#### Short task:
Go over the listing below line by line and tally those containing "title". Give only the tally.

[Extracted records]
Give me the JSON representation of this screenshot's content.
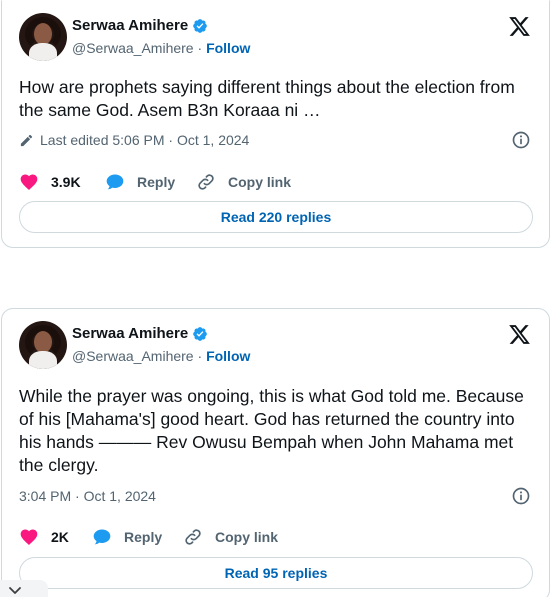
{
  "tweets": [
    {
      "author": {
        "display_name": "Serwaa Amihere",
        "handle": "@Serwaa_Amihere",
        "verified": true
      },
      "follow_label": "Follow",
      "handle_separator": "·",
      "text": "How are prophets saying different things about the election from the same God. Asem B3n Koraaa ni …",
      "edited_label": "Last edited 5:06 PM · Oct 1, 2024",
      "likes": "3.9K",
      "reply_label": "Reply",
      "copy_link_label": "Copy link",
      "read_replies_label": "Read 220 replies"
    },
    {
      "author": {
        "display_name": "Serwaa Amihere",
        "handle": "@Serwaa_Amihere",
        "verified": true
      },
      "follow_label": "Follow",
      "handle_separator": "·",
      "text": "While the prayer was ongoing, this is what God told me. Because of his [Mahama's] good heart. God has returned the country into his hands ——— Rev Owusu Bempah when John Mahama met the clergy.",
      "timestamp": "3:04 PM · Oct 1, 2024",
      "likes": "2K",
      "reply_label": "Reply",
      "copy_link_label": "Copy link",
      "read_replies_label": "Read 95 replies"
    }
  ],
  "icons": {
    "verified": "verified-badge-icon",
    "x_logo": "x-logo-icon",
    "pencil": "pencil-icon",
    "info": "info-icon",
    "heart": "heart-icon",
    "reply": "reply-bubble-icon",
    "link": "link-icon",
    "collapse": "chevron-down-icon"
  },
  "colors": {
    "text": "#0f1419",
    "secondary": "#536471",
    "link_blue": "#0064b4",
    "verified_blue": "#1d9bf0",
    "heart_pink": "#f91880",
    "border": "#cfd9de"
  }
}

---

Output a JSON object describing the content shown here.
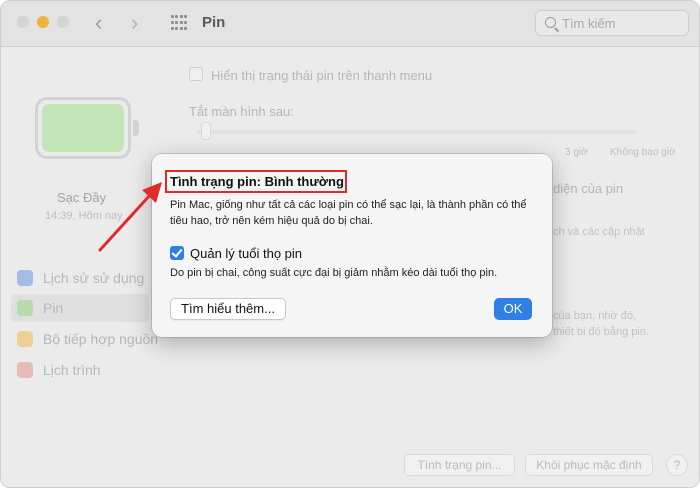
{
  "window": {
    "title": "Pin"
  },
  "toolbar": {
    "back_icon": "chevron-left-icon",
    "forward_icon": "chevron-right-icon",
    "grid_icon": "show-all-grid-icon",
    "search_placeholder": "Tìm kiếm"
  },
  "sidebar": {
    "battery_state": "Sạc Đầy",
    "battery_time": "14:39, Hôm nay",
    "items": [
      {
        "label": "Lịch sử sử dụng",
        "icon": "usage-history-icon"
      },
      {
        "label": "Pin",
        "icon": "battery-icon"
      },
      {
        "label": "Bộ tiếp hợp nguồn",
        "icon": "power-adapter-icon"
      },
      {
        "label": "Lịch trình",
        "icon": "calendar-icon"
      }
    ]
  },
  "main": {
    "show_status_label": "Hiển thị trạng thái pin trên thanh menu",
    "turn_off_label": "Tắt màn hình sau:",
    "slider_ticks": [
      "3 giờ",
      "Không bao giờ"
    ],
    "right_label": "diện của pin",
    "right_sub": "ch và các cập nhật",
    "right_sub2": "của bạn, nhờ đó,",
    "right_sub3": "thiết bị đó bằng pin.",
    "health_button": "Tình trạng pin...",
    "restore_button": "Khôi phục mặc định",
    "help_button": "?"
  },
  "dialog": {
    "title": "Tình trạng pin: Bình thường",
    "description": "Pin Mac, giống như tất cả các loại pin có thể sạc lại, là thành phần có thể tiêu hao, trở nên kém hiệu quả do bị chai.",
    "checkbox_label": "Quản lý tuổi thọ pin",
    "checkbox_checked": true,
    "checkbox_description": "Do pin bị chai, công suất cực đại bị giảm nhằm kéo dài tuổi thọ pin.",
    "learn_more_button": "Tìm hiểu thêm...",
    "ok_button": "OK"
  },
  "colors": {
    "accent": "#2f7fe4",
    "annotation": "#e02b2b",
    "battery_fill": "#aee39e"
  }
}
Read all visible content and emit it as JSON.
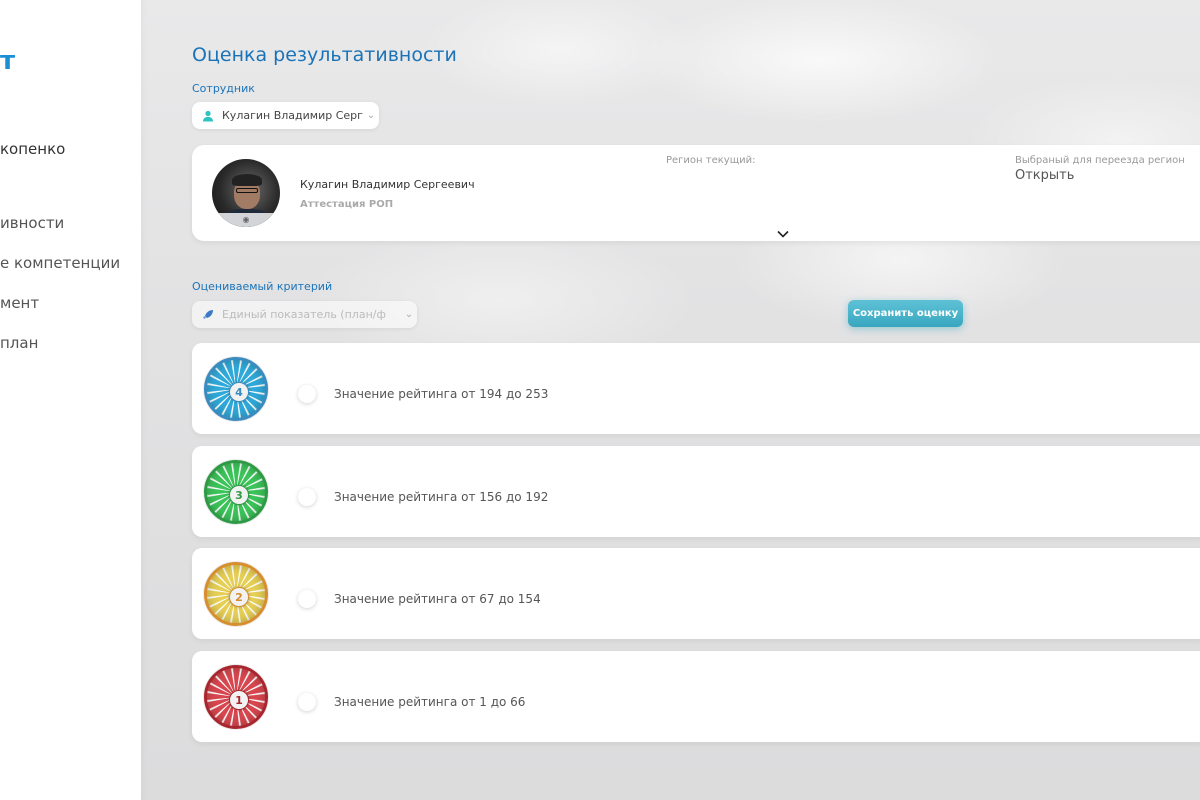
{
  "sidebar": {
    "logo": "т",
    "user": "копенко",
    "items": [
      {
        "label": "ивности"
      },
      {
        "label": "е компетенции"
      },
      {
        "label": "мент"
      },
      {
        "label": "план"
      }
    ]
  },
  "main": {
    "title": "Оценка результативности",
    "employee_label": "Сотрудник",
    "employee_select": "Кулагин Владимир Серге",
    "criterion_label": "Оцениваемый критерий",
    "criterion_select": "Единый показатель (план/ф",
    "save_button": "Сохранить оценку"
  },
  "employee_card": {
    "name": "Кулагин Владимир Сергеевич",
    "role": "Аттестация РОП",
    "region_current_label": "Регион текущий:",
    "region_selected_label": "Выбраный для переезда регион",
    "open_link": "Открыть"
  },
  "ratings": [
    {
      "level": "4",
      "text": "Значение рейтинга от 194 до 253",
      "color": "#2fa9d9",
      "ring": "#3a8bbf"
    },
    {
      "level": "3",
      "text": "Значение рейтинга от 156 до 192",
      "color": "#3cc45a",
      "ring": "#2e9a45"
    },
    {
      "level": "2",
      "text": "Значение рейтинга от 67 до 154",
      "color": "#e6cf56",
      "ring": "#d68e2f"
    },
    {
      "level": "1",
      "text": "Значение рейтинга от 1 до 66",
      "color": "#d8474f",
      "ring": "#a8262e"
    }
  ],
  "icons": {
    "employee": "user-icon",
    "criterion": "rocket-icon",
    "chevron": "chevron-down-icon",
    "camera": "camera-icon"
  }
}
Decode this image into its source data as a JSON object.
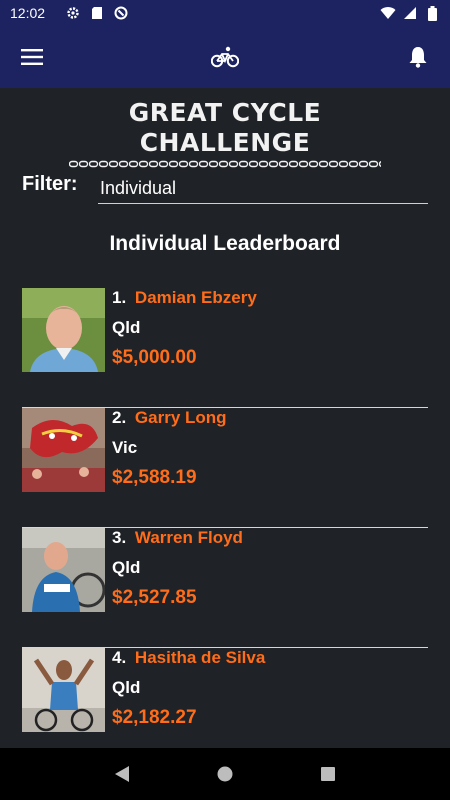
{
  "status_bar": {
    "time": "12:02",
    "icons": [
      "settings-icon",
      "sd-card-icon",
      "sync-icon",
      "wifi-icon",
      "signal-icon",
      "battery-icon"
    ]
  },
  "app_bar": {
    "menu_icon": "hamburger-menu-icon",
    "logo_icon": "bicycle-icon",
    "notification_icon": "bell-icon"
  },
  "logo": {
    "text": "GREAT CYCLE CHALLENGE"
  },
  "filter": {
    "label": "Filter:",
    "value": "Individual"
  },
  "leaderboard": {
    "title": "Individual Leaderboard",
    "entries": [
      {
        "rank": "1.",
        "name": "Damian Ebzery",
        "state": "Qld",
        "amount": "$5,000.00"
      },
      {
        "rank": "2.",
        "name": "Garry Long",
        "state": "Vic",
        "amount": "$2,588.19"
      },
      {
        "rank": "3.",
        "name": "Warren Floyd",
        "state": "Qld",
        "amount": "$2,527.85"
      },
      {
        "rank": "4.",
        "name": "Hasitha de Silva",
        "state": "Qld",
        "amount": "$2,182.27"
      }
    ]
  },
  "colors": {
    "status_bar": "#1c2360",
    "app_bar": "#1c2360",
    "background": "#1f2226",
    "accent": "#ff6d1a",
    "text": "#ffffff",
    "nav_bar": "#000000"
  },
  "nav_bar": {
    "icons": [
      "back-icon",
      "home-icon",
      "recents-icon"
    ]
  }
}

#### Answer to the task:
4